%%

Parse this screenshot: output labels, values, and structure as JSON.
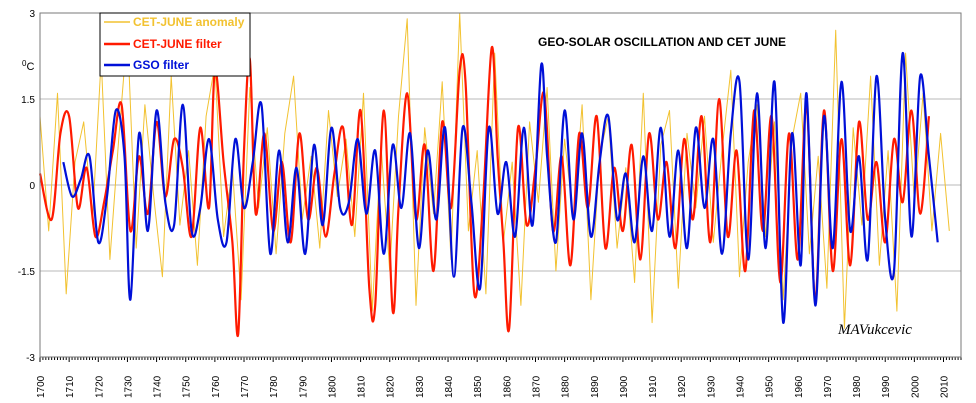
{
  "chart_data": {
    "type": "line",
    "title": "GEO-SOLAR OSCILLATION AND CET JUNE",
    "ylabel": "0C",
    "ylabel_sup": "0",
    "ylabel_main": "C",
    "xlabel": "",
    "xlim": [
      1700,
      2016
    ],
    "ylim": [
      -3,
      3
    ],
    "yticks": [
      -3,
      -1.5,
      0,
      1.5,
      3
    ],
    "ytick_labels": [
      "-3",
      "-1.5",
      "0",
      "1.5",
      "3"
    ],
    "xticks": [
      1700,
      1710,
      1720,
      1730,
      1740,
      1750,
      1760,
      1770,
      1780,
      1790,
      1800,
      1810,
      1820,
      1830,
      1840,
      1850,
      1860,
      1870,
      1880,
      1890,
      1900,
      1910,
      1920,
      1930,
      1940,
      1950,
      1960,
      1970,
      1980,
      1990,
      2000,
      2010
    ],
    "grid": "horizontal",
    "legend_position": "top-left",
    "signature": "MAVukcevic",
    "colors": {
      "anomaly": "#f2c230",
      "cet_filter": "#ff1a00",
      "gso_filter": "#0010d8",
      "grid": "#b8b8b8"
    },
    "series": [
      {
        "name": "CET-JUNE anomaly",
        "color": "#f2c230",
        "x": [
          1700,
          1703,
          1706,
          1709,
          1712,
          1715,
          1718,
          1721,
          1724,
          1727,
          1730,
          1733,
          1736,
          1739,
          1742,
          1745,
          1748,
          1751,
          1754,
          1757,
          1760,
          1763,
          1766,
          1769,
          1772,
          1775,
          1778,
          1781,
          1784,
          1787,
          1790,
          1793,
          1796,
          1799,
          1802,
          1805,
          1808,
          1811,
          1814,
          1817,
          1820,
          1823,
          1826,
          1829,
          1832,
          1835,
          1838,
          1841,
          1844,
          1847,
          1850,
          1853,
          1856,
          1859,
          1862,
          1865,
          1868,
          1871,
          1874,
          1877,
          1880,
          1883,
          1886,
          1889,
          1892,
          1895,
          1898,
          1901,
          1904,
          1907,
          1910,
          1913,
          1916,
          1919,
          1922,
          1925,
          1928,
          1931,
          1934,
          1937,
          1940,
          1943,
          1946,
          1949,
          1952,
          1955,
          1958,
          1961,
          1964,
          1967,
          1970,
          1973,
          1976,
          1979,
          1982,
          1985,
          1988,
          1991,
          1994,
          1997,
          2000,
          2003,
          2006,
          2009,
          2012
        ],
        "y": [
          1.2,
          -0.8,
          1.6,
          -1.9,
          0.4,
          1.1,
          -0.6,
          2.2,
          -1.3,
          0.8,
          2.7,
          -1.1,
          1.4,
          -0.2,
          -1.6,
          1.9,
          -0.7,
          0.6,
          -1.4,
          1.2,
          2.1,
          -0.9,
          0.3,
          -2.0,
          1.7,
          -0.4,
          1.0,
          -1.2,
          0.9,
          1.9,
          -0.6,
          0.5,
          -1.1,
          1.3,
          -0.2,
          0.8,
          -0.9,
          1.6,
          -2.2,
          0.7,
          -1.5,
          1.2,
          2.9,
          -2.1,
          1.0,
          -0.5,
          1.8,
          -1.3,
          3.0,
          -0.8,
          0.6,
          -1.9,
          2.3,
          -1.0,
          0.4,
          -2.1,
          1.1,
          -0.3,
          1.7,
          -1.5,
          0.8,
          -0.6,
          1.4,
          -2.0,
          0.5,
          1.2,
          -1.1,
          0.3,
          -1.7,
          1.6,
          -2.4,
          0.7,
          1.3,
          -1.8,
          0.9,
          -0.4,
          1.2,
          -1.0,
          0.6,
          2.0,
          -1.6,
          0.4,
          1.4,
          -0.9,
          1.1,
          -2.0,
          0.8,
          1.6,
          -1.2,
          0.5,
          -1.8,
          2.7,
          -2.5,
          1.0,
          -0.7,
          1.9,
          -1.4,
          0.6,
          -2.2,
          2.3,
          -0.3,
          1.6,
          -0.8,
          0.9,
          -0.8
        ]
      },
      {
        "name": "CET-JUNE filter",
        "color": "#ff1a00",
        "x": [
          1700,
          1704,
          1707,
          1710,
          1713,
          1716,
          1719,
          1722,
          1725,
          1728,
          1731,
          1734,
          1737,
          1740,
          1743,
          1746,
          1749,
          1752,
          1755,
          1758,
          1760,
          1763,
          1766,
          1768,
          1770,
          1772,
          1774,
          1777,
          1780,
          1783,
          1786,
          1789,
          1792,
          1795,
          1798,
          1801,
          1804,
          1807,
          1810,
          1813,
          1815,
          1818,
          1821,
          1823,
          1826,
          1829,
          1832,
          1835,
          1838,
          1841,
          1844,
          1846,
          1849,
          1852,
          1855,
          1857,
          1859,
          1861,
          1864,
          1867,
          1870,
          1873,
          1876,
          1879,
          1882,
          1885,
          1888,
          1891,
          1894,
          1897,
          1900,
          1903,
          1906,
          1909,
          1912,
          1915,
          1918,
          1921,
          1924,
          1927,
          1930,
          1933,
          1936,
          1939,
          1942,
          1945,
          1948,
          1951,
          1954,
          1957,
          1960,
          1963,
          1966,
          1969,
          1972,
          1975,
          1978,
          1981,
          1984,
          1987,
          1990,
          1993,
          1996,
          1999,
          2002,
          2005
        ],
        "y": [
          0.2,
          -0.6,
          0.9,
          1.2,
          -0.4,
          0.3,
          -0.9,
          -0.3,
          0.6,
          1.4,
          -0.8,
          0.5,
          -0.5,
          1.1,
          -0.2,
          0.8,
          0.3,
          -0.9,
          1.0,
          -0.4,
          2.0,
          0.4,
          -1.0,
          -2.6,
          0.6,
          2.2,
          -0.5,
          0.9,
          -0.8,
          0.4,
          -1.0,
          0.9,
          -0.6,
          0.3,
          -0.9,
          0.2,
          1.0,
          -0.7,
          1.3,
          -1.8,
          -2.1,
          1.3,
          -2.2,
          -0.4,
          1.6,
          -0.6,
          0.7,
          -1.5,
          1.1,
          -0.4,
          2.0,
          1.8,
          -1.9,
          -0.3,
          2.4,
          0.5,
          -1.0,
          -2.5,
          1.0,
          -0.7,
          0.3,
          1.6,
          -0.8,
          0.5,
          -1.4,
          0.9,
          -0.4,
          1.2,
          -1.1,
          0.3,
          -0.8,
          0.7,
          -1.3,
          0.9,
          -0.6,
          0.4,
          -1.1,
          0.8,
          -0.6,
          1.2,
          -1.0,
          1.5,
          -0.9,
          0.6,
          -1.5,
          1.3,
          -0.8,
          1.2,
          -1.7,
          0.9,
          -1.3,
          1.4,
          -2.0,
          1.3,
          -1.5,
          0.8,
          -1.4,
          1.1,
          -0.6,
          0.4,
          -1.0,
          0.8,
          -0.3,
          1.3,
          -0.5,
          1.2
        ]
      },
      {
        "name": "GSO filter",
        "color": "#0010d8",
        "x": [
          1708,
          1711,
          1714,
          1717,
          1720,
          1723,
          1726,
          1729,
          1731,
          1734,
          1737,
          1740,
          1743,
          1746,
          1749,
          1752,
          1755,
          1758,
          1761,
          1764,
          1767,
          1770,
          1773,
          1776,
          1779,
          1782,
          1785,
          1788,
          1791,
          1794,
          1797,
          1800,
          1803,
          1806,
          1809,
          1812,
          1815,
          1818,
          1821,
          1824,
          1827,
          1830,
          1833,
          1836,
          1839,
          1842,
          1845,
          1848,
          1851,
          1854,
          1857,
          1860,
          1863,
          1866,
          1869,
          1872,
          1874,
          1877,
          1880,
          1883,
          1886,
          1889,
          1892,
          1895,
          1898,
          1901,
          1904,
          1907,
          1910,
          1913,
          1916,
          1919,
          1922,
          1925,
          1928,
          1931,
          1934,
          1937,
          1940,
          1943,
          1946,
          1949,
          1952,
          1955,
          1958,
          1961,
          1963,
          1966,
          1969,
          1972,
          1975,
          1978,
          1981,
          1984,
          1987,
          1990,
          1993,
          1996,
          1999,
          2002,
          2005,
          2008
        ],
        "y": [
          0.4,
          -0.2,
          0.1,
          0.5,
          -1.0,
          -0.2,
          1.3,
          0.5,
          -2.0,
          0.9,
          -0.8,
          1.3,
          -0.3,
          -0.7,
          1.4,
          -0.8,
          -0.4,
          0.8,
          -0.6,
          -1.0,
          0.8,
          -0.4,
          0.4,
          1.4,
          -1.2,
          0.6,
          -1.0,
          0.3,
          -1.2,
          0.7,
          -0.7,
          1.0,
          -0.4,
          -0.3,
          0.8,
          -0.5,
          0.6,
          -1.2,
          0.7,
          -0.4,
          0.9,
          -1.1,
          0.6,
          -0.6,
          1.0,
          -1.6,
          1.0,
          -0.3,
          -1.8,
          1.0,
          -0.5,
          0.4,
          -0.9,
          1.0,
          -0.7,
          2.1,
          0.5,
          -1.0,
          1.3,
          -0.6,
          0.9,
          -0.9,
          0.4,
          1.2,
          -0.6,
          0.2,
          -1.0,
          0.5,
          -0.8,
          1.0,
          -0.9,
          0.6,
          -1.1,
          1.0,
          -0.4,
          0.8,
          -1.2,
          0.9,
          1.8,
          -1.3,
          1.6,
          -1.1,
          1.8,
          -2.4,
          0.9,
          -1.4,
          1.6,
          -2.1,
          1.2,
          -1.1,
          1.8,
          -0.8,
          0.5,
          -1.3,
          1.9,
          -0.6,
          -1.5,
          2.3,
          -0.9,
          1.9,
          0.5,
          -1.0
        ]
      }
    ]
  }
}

%%
%%

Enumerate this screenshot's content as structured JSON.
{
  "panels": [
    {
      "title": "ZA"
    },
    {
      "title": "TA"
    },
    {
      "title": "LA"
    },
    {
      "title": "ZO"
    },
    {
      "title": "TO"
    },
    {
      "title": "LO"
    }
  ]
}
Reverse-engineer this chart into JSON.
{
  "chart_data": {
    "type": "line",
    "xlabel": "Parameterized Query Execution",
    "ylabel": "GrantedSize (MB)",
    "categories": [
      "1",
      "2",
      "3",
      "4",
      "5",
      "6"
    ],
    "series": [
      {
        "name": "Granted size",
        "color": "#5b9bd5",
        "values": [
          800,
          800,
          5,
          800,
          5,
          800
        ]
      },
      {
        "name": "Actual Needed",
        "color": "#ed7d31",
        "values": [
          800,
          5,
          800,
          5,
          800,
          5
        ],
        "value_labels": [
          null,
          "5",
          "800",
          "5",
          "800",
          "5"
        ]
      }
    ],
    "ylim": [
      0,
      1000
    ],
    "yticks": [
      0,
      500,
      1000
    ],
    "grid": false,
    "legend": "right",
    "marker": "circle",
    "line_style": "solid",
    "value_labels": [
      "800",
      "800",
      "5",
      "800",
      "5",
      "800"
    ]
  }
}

%%
%%

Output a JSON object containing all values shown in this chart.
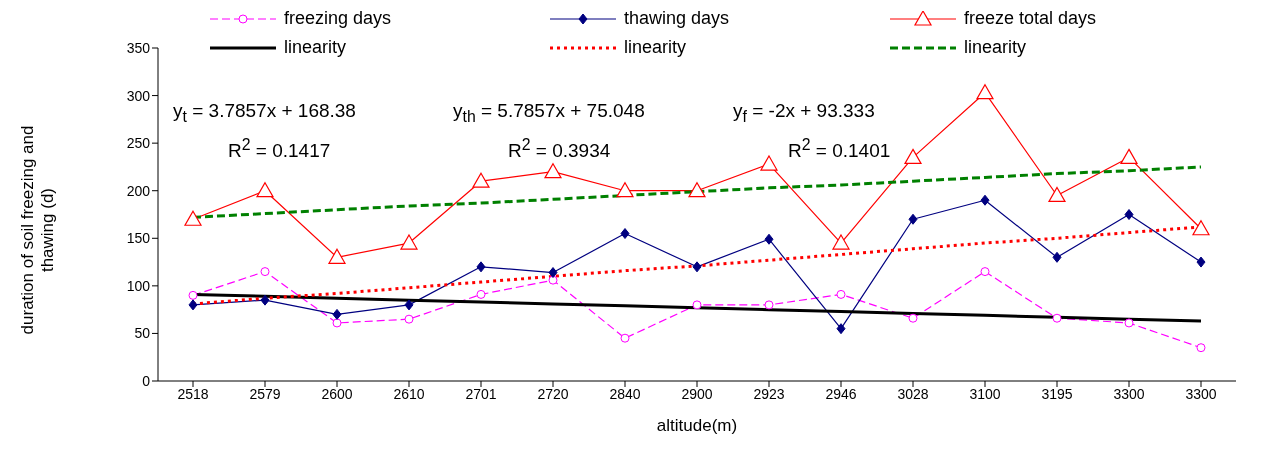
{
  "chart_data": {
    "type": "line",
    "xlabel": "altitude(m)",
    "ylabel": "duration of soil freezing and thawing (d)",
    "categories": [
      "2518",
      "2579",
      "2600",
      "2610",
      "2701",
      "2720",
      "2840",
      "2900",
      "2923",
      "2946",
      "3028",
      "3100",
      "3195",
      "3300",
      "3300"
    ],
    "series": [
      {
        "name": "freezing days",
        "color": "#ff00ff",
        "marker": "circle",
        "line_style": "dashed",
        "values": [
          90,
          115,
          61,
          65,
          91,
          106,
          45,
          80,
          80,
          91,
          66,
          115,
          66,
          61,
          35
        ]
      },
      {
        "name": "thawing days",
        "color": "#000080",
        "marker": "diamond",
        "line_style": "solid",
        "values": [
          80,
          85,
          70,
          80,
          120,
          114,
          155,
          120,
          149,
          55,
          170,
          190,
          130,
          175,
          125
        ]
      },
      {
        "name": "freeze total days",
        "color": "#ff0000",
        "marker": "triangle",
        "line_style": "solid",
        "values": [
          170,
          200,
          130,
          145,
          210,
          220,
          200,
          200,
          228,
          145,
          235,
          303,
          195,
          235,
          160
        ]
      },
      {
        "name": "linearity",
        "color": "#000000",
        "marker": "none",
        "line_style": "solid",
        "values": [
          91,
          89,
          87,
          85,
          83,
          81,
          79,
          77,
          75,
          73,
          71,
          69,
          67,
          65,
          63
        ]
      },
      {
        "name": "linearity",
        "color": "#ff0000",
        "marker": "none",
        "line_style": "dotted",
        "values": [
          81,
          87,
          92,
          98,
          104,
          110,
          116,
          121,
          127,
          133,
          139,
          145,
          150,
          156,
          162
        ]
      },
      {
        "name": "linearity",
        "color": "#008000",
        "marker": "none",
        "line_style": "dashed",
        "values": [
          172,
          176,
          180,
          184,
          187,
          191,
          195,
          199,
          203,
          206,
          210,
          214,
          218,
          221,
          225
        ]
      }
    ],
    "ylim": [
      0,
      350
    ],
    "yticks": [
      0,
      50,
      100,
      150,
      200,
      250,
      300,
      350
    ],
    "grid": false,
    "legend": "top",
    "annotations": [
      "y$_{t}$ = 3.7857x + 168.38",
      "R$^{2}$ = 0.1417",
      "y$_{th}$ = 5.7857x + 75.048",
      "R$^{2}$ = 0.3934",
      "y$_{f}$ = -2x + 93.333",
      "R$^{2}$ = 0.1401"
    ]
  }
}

%%

WORK TO COMPLETE:
What is the number of lines in this listing that contain the word "anomaly"? Answer with that number and nothing else.

TASK OUTPUT:
2